The request:
From the data that follows, copy every line holding the string "vehicle".

╭──

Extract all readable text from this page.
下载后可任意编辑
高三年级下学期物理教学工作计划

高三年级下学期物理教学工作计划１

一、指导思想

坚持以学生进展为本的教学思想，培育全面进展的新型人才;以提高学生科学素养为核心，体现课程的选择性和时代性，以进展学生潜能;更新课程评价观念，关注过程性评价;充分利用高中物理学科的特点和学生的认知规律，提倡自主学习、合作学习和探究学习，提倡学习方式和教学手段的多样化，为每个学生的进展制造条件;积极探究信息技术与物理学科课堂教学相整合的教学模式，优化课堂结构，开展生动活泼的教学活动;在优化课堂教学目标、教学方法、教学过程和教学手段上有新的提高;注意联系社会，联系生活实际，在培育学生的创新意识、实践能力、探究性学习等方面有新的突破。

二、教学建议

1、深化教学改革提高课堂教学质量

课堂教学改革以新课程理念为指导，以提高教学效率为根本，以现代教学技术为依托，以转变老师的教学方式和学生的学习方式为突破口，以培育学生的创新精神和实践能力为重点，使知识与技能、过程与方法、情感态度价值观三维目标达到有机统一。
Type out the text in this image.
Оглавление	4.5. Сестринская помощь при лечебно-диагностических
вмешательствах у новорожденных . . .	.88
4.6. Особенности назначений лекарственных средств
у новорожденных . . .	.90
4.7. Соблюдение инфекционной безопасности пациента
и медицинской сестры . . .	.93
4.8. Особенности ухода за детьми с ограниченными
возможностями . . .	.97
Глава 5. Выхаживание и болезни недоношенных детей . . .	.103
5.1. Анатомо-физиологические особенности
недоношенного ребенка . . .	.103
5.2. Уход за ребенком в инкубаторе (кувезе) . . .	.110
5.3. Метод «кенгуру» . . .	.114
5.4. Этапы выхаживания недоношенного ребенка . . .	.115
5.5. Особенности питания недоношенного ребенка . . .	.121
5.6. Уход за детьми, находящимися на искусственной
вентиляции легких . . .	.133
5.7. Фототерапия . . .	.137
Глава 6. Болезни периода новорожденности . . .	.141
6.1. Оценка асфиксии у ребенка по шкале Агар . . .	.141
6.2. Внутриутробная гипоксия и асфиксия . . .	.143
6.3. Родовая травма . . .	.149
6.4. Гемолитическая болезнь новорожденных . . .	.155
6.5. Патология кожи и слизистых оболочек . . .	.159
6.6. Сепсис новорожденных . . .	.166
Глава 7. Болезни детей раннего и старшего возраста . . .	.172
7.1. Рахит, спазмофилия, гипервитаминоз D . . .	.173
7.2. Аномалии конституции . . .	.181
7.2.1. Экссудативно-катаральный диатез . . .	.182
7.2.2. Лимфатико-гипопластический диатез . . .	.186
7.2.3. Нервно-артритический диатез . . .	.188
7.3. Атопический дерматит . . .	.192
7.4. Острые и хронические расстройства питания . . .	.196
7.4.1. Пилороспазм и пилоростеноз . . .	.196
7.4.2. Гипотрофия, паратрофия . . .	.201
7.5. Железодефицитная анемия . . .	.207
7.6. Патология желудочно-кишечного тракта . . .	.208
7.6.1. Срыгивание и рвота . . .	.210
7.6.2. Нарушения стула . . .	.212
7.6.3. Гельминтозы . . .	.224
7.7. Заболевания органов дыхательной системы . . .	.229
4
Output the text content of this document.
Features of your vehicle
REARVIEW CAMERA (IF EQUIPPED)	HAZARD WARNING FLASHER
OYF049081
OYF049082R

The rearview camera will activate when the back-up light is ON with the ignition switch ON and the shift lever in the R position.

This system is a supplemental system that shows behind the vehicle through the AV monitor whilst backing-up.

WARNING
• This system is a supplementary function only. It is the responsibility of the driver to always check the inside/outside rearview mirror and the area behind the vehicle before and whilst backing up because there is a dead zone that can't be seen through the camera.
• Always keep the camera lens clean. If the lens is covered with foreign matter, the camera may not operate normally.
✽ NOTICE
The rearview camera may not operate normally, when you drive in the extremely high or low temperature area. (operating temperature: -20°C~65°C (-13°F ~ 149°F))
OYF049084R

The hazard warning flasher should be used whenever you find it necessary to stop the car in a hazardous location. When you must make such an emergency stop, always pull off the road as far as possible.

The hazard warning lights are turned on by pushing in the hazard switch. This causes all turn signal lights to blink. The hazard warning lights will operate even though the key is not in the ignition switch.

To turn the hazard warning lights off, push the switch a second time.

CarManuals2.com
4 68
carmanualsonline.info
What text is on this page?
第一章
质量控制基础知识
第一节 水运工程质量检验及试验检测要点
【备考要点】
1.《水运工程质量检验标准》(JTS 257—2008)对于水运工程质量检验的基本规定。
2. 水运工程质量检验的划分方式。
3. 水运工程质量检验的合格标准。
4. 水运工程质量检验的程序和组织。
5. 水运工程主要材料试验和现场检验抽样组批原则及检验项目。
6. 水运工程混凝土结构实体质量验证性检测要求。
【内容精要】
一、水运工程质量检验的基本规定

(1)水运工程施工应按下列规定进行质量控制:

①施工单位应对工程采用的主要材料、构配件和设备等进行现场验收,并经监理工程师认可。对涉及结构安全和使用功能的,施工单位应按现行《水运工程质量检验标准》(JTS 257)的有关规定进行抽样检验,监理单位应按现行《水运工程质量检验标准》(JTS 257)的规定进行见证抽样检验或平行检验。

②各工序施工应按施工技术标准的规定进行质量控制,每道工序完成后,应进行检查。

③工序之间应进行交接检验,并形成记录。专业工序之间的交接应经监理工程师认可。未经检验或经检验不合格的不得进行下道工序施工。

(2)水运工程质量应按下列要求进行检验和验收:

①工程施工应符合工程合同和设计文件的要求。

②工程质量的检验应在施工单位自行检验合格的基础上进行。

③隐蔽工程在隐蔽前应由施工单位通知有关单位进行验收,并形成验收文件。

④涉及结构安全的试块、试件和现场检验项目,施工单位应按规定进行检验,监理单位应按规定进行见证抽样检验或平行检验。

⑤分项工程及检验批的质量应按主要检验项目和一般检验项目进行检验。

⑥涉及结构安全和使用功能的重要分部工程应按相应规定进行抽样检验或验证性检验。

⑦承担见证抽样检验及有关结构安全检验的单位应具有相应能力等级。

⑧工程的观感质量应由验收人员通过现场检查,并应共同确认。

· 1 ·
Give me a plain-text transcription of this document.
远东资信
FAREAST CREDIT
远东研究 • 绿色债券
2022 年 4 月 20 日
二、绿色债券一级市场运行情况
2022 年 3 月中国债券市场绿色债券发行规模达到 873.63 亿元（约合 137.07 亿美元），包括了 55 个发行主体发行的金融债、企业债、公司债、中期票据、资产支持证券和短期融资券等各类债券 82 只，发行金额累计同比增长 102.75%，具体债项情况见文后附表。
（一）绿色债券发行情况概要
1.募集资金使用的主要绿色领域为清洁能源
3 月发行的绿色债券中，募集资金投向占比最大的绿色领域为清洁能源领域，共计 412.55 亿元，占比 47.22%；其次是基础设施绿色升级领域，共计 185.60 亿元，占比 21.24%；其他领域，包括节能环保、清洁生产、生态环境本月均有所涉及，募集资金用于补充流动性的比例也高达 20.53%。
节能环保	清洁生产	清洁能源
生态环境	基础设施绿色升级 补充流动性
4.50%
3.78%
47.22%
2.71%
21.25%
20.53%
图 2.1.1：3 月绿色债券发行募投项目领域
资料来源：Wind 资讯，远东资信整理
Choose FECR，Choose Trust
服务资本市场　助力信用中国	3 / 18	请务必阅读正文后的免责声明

╰──

Response to this exercise:
Features of your vehicle
This system is a supplemental system that shows behind the vehicle through the AV monitor whilst backing-up.
• This system is a supplementary function only. It is the responsibility of the driver to always check the inside/outside rearview mirror and the area behind the vehicle before and whilst backing up because there is a dead zone that can't be seen through the camera.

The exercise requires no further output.